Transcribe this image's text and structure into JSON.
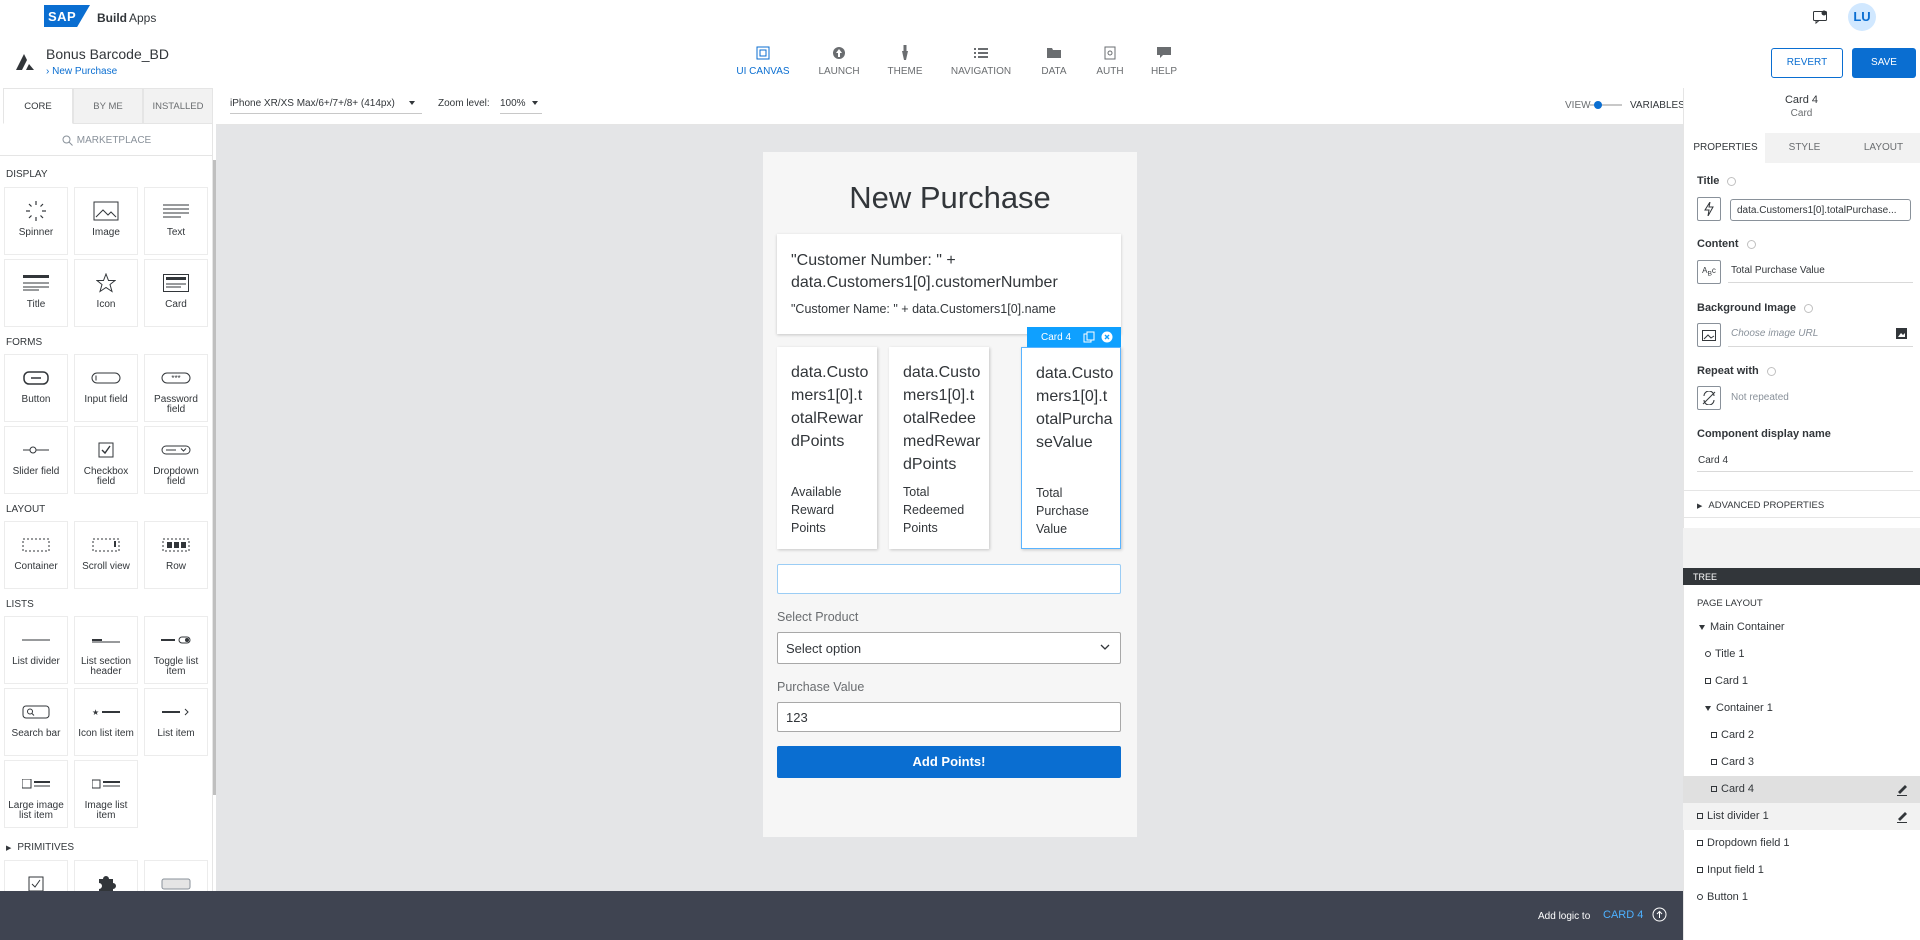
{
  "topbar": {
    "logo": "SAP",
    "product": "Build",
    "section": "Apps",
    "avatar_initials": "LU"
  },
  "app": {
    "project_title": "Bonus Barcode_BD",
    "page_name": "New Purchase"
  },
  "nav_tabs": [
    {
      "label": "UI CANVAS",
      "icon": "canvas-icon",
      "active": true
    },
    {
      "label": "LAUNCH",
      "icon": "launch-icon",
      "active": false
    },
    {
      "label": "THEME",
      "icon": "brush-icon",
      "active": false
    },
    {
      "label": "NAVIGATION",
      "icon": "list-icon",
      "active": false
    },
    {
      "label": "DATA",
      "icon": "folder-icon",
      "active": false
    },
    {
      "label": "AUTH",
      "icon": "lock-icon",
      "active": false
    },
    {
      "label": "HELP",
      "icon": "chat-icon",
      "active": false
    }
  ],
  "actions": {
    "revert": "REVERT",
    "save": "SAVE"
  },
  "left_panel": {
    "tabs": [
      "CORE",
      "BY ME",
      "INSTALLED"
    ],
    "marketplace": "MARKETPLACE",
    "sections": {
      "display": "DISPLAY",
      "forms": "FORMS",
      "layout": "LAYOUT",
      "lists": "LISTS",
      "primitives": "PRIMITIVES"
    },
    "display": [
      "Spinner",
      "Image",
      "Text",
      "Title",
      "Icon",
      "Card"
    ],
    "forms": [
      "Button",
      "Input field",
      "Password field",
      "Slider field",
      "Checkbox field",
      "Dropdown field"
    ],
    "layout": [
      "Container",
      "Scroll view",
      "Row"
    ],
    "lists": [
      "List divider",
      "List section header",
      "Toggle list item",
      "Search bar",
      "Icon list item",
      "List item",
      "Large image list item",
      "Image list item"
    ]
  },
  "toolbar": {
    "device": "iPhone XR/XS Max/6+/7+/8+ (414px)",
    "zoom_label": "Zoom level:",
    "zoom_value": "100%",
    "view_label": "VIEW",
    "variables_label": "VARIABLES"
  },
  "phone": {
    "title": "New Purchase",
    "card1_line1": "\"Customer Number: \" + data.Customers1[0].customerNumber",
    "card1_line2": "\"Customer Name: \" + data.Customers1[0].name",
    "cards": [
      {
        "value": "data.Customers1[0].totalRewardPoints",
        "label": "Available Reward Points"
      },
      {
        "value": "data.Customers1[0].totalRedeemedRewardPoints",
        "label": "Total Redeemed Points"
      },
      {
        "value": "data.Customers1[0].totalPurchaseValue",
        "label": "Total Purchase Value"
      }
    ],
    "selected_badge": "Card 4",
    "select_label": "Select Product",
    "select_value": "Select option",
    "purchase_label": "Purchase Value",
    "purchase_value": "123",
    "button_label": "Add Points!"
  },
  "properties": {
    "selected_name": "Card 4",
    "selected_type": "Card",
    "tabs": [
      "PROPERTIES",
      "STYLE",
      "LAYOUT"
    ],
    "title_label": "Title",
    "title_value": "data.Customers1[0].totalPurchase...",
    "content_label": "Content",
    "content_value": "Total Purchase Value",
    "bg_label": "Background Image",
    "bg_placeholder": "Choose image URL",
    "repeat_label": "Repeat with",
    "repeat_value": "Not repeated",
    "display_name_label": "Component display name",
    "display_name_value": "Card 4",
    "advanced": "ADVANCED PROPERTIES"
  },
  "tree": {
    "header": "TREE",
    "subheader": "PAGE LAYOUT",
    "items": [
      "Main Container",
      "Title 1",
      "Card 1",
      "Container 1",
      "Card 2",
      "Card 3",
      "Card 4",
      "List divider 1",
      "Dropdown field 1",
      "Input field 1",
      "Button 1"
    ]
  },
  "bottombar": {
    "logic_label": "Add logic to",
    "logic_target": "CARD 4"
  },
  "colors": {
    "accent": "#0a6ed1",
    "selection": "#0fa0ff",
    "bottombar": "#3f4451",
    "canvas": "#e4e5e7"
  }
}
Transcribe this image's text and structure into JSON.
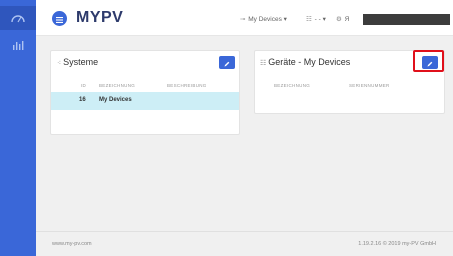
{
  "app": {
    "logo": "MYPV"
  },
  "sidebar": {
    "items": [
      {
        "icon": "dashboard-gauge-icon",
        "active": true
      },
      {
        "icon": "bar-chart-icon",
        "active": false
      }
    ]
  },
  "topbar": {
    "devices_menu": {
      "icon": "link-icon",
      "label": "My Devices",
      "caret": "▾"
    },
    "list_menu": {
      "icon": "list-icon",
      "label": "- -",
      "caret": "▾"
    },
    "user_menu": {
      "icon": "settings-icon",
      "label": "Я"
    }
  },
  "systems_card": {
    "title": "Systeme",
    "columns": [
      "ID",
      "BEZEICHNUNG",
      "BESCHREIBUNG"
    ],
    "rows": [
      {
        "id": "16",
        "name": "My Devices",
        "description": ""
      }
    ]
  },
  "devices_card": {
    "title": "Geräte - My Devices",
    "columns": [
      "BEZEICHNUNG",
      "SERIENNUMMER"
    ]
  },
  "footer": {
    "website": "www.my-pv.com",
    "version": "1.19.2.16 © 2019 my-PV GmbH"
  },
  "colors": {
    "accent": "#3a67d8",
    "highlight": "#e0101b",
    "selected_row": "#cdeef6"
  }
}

■ **Task details**
Repeat the entries exactly and keep the pictures out of the copy.

■ **Solution to the problem**
Transcribe this image's text and structure into JSON.
{
  "topbar": {
    "logo": "SAP",
    "product": "Build",
    "section": "Apps",
    "avatar_initials": "LU"
  },
  "app": {
    "project_title": "Bonus Barcode_BD",
    "page_name": "New Purchase"
  },
  "nav_tabs": [
    {
      "label": "UI CANVAS",
      "icon": "canvas-icon",
      "active": true
    },
    {
      "label": "LAUNCH",
      "icon": "launch-icon",
      "active": false
    },
    {
      "label": "THEME",
      "icon": "brush-icon",
      "active": false
    },
    {
      "label": "NAVIGATION",
      "icon": "list-icon",
      "active": false
    },
    {
      "label": "DATA",
      "icon": "folder-icon",
      "active": false
    },
    {
      "label": "AUTH",
      "icon": "lock-icon",
      "active": false
    },
    {
      "label": "HELP",
      "icon": "chat-icon",
      "active": false
    }
  ],
  "actions": {
    "revert": "REVERT",
    "save": "SAVE"
  },
  "left_panel": {
    "tabs": [
      "CORE",
      "BY ME",
      "INSTALLED"
    ],
    "marketplace": "MARKETPLACE",
    "sections": {
      "display": "DISPLAY",
      "forms": "FORMS",
      "layout": "LAYOUT",
      "lists": "LISTS",
      "primitives": "PRIMITIVES"
    },
    "display": [
      "Spinner",
      "Image",
      "Text",
      "Title",
      "Icon",
      "Card"
    ],
    "forms": [
      "Button",
      "Input field",
      "Password field",
      "Slider field",
      "Checkbox field",
      "Dropdown field"
    ],
    "layout": [
      "Container",
      "Scroll view",
      "Row"
    ],
    "lists": [
      "List divider",
      "List section header",
      "Toggle list item",
      "Search bar",
      "Icon list item",
      "List item",
      "Large image list item",
      "Image list item"
    ]
  },
  "toolbar": {
    "device": "iPhone XR/XS Max/6+/7+/8+ (414px)",
    "zoom_label": "Zoom level:",
    "zoom_value": "100%",
    "view_label": "VIEW",
    "variables_label": "VARIABLES"
  },
  "phone": {
    "title": "New Purchase",
    "card1_line1": "\"Customer Number: \" + data.Customers1[0].customerNumber",
    "card1_line2": "\"Customer Name: \" + data.Customers1[0].name",
    "cards": [
      {
        "value": "data.Customers1[0].totalRewardPoints",
        "label": "Available Reward Points"
      },
      {
        "value": "data.Customers1[0].totalRedeemedRewardPoints",
        "label": "Total Redeemed Points"
      },
      {
        "value": "data.Customers1[0].totalPurchaseValue",
        "label": "Total Purchase Value"
      }
    ],
    "selected_badge": "Card 4",
    "select_label": "Select Product",
    "select_value": "Select option",
    "purchase_label": "Purchase Value",
    "purchase_value": "123",
    "button_label": "Add Points!"
  },
  "properties": {
    "selected_name": "Card 4",
    "selected_type": "Card",
    "tabs": [
      "PROPERTIES",
      "STYLE",
      "LAYOUT"
    ],
    "title_label": "Title",
    "title_value": "data.Customers1[0].totalPurchase...",
    "content_label": "Content",
    "content_value": "Total Purchase Value",
    "bg_label": "Background Image",
    "bg_placeholder": "Choose image URL",
    "repeat_label": "Repeat with",
    "repeat_value": "Not repeated",
    "display_name_label": "Component display name",
    "display_name_value": "Card 4",
    "advanced": "ADVANCED PROPERTIES"
  },
  "tree": {
    "header": "TREE",
    "subheader": "PAGE LAYOUT",
    "items": [
      "Main Container",
      "Title 1",
      "Card 1",
      "Container 1",
      "Card 2",
      "Card 3",
      "Card 4",
      "List divider 1",
      "Dropdown field 1",
      "Input field 1",
      "Button 1"
    ]
  },
  "bottombar": {
    "logic_label": "Add logic to",
    "logic_target": "CARD 4"
  },
  "colors": {
    "accent": "#0a6ed1",
    "selection": "#0fa0ff",
    "bottombar": "#3f4451",
    "canvas": "#e4e5e7"
  }
}
Transcribe this image's text and structure into JSON.
{
  "app": {
    "logo": "MYPV"
  },
  "sidebar": {
    "items": [
      {
        "icon": "dashboard-gauge-icon",
        "active": true
      },
      {
        "icon": "bar-chart-icon",
        "active": false
      }
    ]
  },
  "topbar": {
    "devices_menu": {
      "icon": "link-icon",
      "label": "My Devices",
      "caret": "▾"
    },
    "list_menu": {
      "icon": "list-icon",
      "label": "- -",
      "caret": "▾"
    },
    "user_menu": {
      "icon": "settings-icon",
      "label": "Я"
    }
  },
  "systems_card": {
    "title": "Systeme",
    "columns": [
      "ID",
      "BEZEICHNUNG",
      "BESCHREIBUNG"
    ],
    "rows": [
      {
        "id": "16",
        "name": "My Devices",
        "description": ""
      }
    ]
  },
  "devices_card": {
    "title": "Geräte - My Devices",
    "columns": [
      "BEZEICHNUNG",
      "SERIENNUMMER"
    ]
  },
  "footer": {
    "website": "www.my-pv.com",
    "version": "1.19.2.16 © 2019 my-PV GmbH"
  },
  "colors": {
    "accent": "#3a67d8",
    "highlight": "#e0101b",
    "selected_row": "#cdeef6"
  }
}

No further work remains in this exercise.